PROBLEM DETAILS: From the listing below, pull out the lines that hold "supervision".
++++ EXTRACTED MATERIAL ++++
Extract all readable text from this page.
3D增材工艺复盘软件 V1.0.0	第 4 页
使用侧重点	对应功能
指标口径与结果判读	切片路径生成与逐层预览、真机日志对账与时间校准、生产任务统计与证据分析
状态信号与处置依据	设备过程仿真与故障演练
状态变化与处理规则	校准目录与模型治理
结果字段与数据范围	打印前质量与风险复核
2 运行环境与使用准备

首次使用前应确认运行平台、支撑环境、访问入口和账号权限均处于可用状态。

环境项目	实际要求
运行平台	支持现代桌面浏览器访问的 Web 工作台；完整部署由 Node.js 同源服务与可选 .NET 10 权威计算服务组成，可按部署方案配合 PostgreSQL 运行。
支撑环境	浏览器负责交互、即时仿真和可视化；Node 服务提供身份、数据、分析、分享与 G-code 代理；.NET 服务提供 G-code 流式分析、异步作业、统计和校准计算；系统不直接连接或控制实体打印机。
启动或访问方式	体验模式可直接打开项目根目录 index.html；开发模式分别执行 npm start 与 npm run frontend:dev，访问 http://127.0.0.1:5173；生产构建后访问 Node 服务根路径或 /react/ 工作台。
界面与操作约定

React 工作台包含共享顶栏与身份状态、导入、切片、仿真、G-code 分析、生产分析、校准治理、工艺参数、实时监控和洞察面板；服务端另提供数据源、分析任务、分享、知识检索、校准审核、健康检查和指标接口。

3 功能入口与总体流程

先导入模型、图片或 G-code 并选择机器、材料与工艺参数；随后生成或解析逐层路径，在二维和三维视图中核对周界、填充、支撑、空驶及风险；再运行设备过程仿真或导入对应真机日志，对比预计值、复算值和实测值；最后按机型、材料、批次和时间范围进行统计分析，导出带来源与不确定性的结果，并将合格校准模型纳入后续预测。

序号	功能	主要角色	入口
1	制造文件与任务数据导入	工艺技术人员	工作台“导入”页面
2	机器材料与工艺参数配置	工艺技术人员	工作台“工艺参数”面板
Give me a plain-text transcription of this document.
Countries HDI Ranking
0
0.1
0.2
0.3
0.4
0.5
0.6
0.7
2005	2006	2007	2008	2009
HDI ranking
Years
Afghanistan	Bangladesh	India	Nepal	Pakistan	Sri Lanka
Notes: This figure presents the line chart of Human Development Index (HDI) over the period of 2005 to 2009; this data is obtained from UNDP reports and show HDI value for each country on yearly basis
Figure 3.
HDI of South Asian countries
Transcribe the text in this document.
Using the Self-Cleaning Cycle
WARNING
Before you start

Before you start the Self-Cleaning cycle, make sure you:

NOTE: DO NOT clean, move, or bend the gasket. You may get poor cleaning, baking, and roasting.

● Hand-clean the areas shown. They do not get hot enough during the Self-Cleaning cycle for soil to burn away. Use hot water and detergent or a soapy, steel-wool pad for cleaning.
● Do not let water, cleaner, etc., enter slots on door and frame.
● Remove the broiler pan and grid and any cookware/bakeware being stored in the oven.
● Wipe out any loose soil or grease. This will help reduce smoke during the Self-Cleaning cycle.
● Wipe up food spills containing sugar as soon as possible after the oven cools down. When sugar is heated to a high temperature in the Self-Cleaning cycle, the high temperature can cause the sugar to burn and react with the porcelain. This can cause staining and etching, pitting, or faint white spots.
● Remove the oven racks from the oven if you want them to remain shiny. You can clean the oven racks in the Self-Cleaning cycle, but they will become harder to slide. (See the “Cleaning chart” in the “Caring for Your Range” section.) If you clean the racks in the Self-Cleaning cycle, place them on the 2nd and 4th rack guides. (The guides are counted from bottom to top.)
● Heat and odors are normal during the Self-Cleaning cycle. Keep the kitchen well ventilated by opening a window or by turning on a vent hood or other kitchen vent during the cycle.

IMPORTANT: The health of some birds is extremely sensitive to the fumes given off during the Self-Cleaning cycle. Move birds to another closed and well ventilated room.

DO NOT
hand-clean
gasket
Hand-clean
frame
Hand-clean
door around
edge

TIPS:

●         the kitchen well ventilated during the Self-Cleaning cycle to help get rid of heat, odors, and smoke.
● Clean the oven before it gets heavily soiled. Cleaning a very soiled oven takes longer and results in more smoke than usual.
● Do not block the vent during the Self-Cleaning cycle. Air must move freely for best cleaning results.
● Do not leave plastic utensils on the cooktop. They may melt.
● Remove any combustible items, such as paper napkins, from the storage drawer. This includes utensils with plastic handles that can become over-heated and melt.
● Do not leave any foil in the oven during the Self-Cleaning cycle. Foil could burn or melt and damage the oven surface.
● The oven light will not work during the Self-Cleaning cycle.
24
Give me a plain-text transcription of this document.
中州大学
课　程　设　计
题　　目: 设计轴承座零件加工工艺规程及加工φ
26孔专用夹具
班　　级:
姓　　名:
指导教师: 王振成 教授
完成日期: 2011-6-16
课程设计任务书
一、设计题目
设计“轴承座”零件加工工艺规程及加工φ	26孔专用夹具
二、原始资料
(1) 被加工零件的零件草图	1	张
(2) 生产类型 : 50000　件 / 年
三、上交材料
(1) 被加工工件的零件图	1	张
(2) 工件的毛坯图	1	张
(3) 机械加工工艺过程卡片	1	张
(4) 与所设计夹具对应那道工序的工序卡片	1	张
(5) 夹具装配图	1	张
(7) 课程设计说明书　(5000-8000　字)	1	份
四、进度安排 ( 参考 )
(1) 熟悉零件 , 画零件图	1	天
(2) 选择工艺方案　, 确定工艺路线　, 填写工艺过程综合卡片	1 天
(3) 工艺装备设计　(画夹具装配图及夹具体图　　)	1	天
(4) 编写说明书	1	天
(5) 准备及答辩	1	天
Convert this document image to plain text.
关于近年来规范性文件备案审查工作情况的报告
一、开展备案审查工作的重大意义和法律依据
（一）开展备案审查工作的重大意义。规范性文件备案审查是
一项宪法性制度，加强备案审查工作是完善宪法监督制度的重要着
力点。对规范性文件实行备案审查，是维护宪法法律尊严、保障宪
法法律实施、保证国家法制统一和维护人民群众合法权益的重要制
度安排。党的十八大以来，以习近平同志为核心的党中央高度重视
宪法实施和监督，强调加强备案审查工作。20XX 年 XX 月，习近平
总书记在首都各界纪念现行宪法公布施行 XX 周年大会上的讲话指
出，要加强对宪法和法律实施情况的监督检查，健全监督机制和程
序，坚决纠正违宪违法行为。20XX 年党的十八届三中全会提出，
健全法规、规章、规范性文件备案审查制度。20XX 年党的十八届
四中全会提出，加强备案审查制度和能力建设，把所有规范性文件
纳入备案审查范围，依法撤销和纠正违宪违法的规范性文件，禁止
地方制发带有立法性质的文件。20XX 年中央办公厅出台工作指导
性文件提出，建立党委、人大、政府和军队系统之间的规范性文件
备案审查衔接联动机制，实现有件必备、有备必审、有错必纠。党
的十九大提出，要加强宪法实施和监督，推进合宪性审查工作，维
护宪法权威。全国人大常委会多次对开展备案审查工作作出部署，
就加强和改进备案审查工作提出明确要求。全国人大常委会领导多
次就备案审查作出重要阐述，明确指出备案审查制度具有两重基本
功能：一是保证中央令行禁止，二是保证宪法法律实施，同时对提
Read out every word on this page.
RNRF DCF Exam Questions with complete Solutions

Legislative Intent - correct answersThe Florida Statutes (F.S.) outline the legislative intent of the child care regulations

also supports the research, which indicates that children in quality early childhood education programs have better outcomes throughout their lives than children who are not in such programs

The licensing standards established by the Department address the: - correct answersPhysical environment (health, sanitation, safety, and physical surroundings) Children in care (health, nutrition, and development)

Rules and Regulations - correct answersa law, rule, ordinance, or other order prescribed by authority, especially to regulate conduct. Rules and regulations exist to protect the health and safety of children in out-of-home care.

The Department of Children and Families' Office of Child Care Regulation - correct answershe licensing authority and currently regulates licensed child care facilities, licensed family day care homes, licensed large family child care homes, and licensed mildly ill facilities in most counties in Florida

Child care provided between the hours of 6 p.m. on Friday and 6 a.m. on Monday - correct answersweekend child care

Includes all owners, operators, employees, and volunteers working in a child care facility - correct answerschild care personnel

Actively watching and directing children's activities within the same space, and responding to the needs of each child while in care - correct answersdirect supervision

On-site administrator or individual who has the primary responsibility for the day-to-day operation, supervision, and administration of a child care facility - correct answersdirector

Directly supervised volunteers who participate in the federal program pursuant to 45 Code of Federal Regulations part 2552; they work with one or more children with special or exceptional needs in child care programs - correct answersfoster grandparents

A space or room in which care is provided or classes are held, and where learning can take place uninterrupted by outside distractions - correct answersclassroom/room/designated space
++++
EXERCISE SOLUTION:
Actively watching and directing children's activities within the same space, and responding to the needs of each child while in care - correct answersdirect supervision
On-site administrator or individual who has the primary responsibility for the day-to-day operation, supervision, and administration of a child care facility - correct answersdirector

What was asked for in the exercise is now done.